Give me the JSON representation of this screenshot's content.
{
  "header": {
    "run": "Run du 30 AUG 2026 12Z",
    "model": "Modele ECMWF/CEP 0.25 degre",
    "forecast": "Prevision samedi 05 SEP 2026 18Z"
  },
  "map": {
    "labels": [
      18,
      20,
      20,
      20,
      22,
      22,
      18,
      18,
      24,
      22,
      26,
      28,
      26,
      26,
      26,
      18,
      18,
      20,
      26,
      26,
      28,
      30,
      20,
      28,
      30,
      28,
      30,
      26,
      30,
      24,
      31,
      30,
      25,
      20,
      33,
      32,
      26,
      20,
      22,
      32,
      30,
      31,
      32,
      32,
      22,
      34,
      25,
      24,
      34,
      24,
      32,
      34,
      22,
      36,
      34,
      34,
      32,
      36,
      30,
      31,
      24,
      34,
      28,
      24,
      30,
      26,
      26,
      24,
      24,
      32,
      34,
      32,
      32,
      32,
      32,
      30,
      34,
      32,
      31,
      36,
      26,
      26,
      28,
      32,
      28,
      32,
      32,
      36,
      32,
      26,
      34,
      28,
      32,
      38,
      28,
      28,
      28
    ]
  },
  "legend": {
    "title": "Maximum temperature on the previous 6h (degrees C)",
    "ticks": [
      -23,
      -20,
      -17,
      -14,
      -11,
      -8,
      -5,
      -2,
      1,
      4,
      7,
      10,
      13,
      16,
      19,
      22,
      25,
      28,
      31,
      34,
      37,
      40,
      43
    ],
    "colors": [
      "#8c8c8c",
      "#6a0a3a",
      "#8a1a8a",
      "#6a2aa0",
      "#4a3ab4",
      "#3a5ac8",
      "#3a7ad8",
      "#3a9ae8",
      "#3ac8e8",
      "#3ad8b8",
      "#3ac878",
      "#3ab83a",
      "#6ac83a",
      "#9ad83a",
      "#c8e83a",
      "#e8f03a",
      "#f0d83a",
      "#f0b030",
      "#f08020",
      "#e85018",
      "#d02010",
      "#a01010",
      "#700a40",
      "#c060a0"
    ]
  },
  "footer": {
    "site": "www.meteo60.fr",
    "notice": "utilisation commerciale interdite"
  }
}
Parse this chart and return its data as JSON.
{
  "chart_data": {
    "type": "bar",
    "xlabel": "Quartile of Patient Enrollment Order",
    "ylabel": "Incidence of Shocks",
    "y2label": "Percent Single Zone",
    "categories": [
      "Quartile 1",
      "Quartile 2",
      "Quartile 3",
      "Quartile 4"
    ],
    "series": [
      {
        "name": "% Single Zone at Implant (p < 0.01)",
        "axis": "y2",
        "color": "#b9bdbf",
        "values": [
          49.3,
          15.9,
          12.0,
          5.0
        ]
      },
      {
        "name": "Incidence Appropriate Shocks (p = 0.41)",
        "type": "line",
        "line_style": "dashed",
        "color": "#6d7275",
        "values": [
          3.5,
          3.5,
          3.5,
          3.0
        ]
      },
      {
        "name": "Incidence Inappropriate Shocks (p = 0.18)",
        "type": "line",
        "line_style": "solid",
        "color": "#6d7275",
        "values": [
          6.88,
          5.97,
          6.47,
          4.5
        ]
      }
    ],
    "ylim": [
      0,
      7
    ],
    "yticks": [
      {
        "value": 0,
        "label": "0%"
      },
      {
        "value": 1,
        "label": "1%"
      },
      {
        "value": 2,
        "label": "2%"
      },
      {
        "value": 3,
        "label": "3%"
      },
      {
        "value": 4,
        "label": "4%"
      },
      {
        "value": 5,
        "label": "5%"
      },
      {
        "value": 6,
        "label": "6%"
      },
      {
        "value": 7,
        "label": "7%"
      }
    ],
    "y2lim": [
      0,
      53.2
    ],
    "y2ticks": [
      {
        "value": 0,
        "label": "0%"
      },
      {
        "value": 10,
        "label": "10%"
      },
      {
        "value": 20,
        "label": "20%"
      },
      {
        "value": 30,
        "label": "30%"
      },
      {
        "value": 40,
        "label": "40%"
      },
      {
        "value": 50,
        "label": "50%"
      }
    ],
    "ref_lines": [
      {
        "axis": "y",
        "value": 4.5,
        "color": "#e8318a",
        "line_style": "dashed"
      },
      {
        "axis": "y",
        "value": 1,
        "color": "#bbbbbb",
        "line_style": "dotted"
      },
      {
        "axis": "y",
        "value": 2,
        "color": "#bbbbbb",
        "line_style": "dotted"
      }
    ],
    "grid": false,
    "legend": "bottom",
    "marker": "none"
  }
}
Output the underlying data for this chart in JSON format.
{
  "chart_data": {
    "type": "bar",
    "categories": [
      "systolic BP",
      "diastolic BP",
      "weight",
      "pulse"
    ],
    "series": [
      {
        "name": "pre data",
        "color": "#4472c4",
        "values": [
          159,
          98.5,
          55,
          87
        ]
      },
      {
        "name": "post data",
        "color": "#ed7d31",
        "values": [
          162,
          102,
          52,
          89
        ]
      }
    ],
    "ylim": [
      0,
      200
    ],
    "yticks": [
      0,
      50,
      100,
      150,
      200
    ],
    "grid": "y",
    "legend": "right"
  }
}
_ _ _ _ _
PROBLEM DESCRIPTION:
Print every line of the records exactly. Omit nothing.

EXERCISE SOLUTION:
Give me the JSON representation of this screenshot's content.
{
  "header": {
    "run": "Run du 30 AUG 2026 12Z",
    "model": "Modele ECMWF/CEP 0.25 degre",
    "forecast": "Prevision samedi 05 SEP 2026 18Z"
  },
  "map": {
    "labels": [
      18,
      20,
      20,
      20,
      22,
      22,
      18,
      18,
      24,
      22,
      26,
      28,
      26,
      26,
      26,
      18,
      18,
      20,
      26,
      26,
      28,
      30,
      20,
      28,
      30,
      28,
      30,
      26,
      30,
      24,
      31,
      30,
      25,
      20,
      33,
      32,
      26,
      20,
      22,
      32,
      30,
      31,
      32,
      32,
      22,
      34,
      25,
      24,
      34,
      24,
      32,
      34,
      22,
      36,
      34,
      34,
      32,
      36,
      30,
      31,
      24,
      34,
      28,
      24,
      30,
      26,
      26,
      24,
      24,
      32,
      34,
      32,
      32,
      32,
      32,
      30,
      34,
      32,
      31,
      36,
      26,
      26,
      28,
      32,
      28,
      32,
      32,
      36,
      32,
      26,
      34,
      28,
      32,
      38,
      28,
      28,
      28
    ]
  },
  "legend": {
    "title": "Maximum temperature on the previous 6h (degrees C)",
    "ticks": [
      -23,
      -20,
      -17,
      -14,
      -11,
      -8,
      -5,
      -2,
      1,
      4,
      7,
      10,
      13,
      16,
      19,
      22,
      25,
      28,
      31,
      34,
      37,
      40,
      43
    ],
    "colors": [
      "#8c8c8c",
      "#6a0a3a",
      "#8a1a8a",
      "#6a2aa0",
      "#4a3ab4",
      "#3a5ac8",
      "#3a7ad8",
      "#3a9ae8",
      "#3ac8e8",
      "#3ad8b8",
      "#3ac878",
      "#3ab83a",
      "#6ac83a",
      "#9ad83a",
      "#c8e83a",
      "#e8f03a",
      "#f0d83a",
      "#f0b030",
      "#f08020",
      "#e85018",
      "#d02010",
      "#a01010",
      "#700a40",
      "#c060a0"
    ]
  },
  "footer": {
    "site": "www.meteo60.fr",
    "notice": "utilisation commerciale interdite"
  }
}
Parse this chart and return its data as JSON.
{
  "chart_data": {
    "type": "bar",
    "xlabel": "Quartile of Patient Enrollment Order",
    "ylabel": "Incidence of Shocks",
    "y2label": "Percent Single Zone",
    "categories": [
      "Quartile 1",
      "Quartile 2",
      "Quartile 3",
      "Quartile 4"
    ],
    "series": [
      {
        "name": "% Single Zone at Implant (p < 0.01)",
        "axis": "y2",
        "color": "#b9bdbf",
        "values": [
          49.3,
          15.9,
          12.0,
          5.0
        ]
      },
      {
        "name": "Incidence Appropriate Shocks (p = 0.41)",
        "type": "line",
        "line_style": "dashed",
        "color": "#6d7275",
        "values": [
          3.5,
          3.5,
          3.5,
          3.0
        ]
      },
      {
        "name": "Incidence Inappropriate Shocks (p = 0.18)",
        "type": "line",
        "line_style": "solid",
        "color": "#6d7275",
        "values": [
          6.88,
          5.97,
          6.47,
          4.5
        ]
      }
    ],
    "ylim": [
      0,
      7
    ],
    "yticks": [
      {
        "value": 0,
        "label": "0%"
      },
      {
        "value": 1,
        "label": "1%"
      },
      {
        "value": 2,
        "label": "2%"
      },
      {
        "value": 3,
        "label": "3%"
      },
      {
        "value": 4,
        "label": "4%"
      },
      {
        "value": 5,
        "label": "5%"
      },
      {
        "value": 6,
        "label": "6%"
      },
      {
        "value": 7,
        "label": "7%"
      }
    ],
    "y2lim": [
      0,
      53.2
    ],
    "y2ticks": [
      {
        "value": 0,
        "label": "0%"
      },
      {
        "value": 10,
        "label": "10%"
      },
      {
        "value": 20,
        "label": "20%"
      },
      {
        "value": 30,
        "label": "30%"
      },
      {
        "value": 40,
        "label": "40%"
      },
      {
        "value": 50,
        "label": "50%"
      }
    ],
    "ref_lines": [
      {
        "axis": "y",
        "value": 4.5,
        "color": "#e8318a",
        "line_style": "dashed"
      },
      {
        "axis": "y",
        "value": 1,
        "color": "#bbbbbb",
        "line_style": "dotted"
      },
      {
        "axis": "y",
        "value": 2,
        "color": "#bbbbbb",
        "line_style": "dotted"
      }
    ],
    "grid": false,
    "legend": "bottom",
    "marker": "none"
  }
}
Output the underlying data for this chart in JSON format.
{
  "chart_data": {
    "type": "bar",
    "categories": [
      "systolic BP",
      "diastolic BP",
      "weight",
      "pulse"
    ],
    "series": [
      {
        "name": "pre data",
        "color": "#4472c4",
        "values": [
          159,
          98.5,
          55,
          87
        ]
      },
      {
        "name": "post data",
        "color": "#ed7d31",
        "values": [
          162,
          102,
          52,
          89
        ]
      }
    ],
    "ylim": [
      0,
      200
    ],
    "yticks": [
      0,
      50,
      100,
      150,
      200
    ],
    "grid": "y",
    "legend": "right"
  }
}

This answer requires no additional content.